### TANTANGAN
Jawablah pertanyaan berikut berdasarkan teks tentang diskusi Omnibus Law:
(a) Di mana diskusi publik itu diadakan?
(b) Siapa yang menjadi moderator diskusi tersebut?
(c) Menurut Totok, berapa UU yang akan dipangkas oleh RUU Cipta Kerja?

### KUTIPAN SUMBER
- - - - - - -

Selasa (25-02), Magister Administrasi Publik (MAP) Corner-Klub Manajemen dan Kebijakan Publik (MKP) UGM mengadakan diskusi publik bertajuk “Omnibus Law dan Ancaman Kerusakan Ekologi” di Lobby MAP UGM. Diskusi tersebut menghadirkan tiga narasumber, yaitu Oden, perwakilan dari Front Nahdliyin untuk Kedaulatan Sumber Daya Alam (SDA); Daus, perwakilan dari Kader Hijau Muhammadiyah; dan Totok Dwi Antoro, Dosen Hukum Lingkungan UGM. Sementara itu yang menjadi moderator dalam diskusi ini adalah Adit, mahasiswa MKP UGM. Acara ini dibuka dengan pemaparan oleh moderator bahwa Rancangan Undang-Undang (RUU) Cipta Kerja Omnibus Law perlu ditinjau kembali secara ilmiah dan kritis mengenai dampaknya terhadap lingkungan.
Totok menjelaskan bahwa RUU Cipta Kerja ini ditetapkan untuk memangkas kurang lebih 70 UU dan 100 pasal terkait SDA. Ia juga memaparkan perbandingan UU nomor 32 tahun 2009 dengan RUU Cipta Kerja, terutama beberapa pasal terkait regulasi perizinan lingkungan. Menurutnya, beberapa kriteria usaha ideal dalam UU nomor 32 tahun 2009 tidak lagi dicantumkan dalam RUU Omnibus Law. Peraturan tersebut antara lain usaha tidak boleh merusak bentang alam, usaha tidak boleh melepaskan jasad renik yang merusak lingkungan, dan usaha tidak boleh menggunakan limbah bahan berbahaya dan beracun.

- - - - - - -

[Baris dari sebuah set data]
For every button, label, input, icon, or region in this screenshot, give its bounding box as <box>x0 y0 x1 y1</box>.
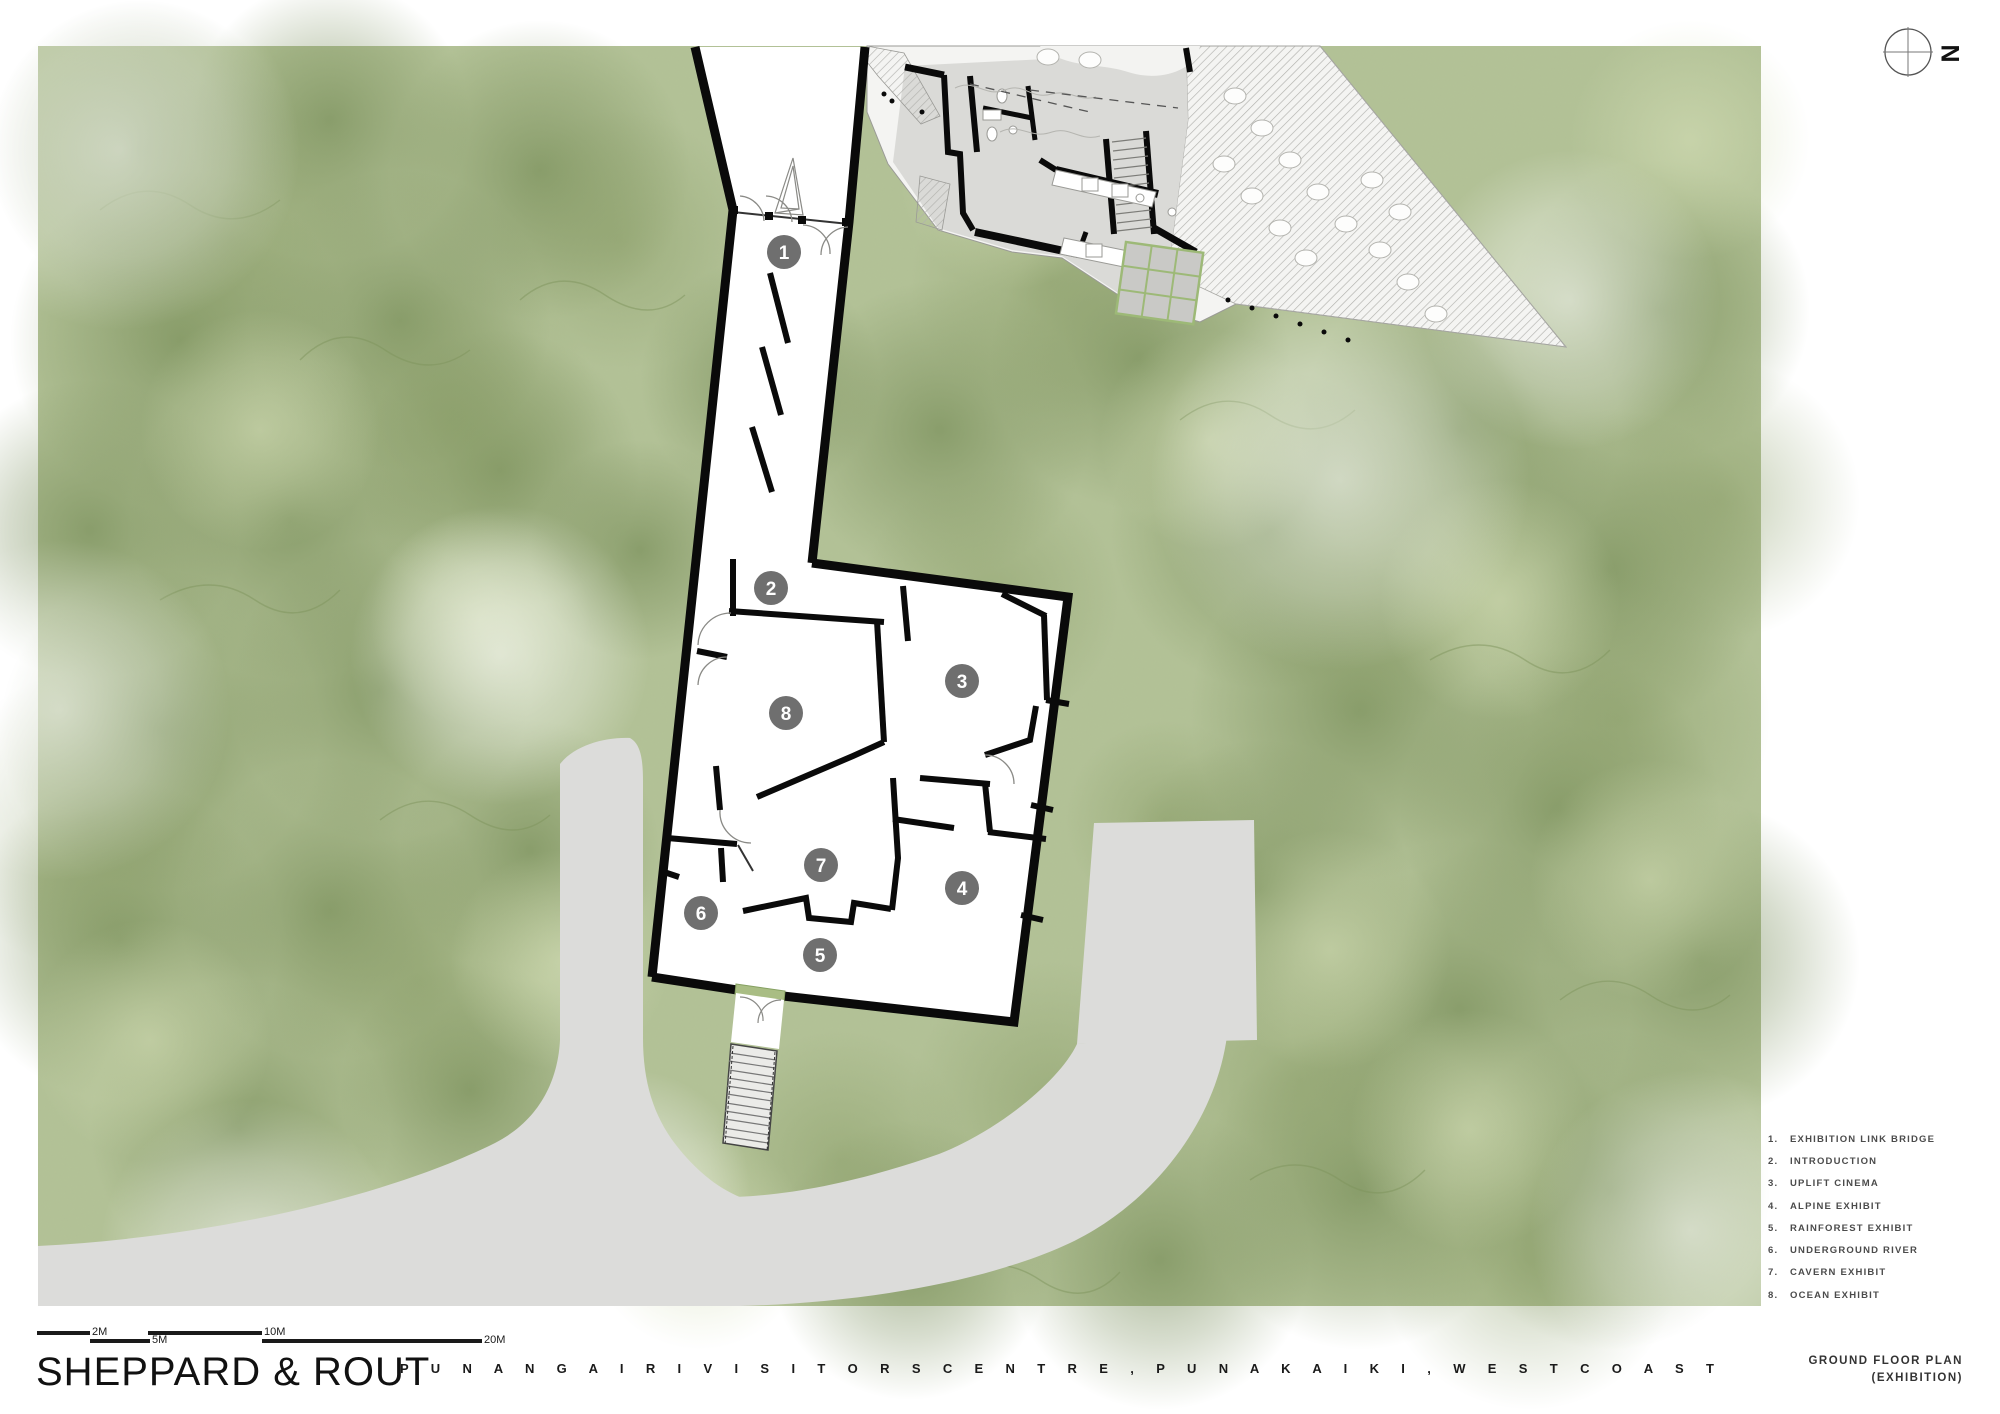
drawing-title: GROUND FLOOR PLAN (EXHIBITION) <box>1808 1353 1963 1387</box>
drawing-title-line1: GROUND FLOOR PLAN <box>1808 1353 1963 1370</box>
room-marker-1: 1 <box>767 235 801 269</box>
site-plan-drawing: 1 2 3 4 5 6 7 8 <box>0 0 2000 1414</box>
room-marker-5: 5 <box>803 938 837 972</box>
room-marker-2: 2 <box>754 571 788 605</box>
legend-item: 4.ALPINE EXHIBIT <box>1768 1195 1935 1217</box>
scale-label-5m: 5M <box>152 1334 167 1346</box>
room-legend: 1.EXHIBITION LINK BRIDGE 2.INTRODUCTION … <box>1768 1128 1935 1306</box>
svg-text:4: 4 <box>957 879 968 900</box>
legend-item: 7.CAVERN EXHIBIT <box>1768 1262 1935 1284</box>
legend-item: 5.RAINFOREST EXHIBIT <box>1768 1217 1935 1239</box>
room-marker-8: 8 <box>769 696 803 730</box>
scale-label-10m: 10M <box>264 1326 285 1338</box>
drawing-title-line2: (EXHIBITION) <box>1808 1370 1963 1387</box>
svg-text:2: 2 <box>766 579 777 600</box>
scale-segment <box>262 1339 482 1343</box>
canopy-grid <box>1116 242 1203 324</box>
scale-segment <box>37 1331 90 1335</box>
firm-name: SHEPPARD & ROUT <box>36 1350 430 1395</box>
scale-label-2m: 2M <box>92 1326 107 1338</box>
room-marker-7: 7 <box>804 848 838 882</box>
project-title: P U N A N G A I R I V I S I T O R S C E … <box>400 1361 1570 1376</box>
legend-item: 6.UNDERGROUND RIVER <box>1768 1239 1935 1261</box>
svg-text:1: 1 <box>779 243 790 264</box>
svg-text:7: 7 <box>816 856 827 877</box>
east-pad <box>1077 820 1257 1044</box>
plan-sheet: 1 2 3 4 5 6 7 8 N 1.EXHIBITION LINK BRID… <box>0 0 2000 1414</box>
scale-segment <box>148 1331 262 1335</box>
legend-item: 2.INTRODUCTION <box>1768 1150 1935 1172</box>
north-symbol: N <box>1882 26 1977 82</box>
legend-item: 3.UPLIFT CINEMA <box>1768 1173 1935 1195</box>
scale-label-20m: 20M <box>484 1334 505 1346</box>
room-marker-6: 6 <box>684 896 718 930</box>
svg-text:6: 6 <box>696 904 707 925</box>
legend-item: 8.OCEAN EXHIBIT <box>1768 1284 1935 1306</box>
scale-segment <box>90 1339 150 1343</box>
room-marker-3: 3 <box>945 664 979 698</box>
north-label: N <box>1935 44 1964 62</box>
svg-text:3: 3 <box>957 672 968 693</box>
svg-text:8: 8 <box>781 704 792 725</box>
legend-item: 1.EXHIBITION LINK BRIDGE <box>1768 1128 1935 1150</box>
room-marker-4: 4 <box>945 871 979 905</box>
svg-text:5: 5 <box>815 946 826 967</box>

- - - - - - -

### HASIL LATIHAN
(a) Diskusi publik itu diadakan di Lobby MAP UGM.
(b) Moderatornya adalah Adit, mahasiswa MKP UGM.
(c) RUU Cipta Kerja akan memangkas kurang lebih 70 UU.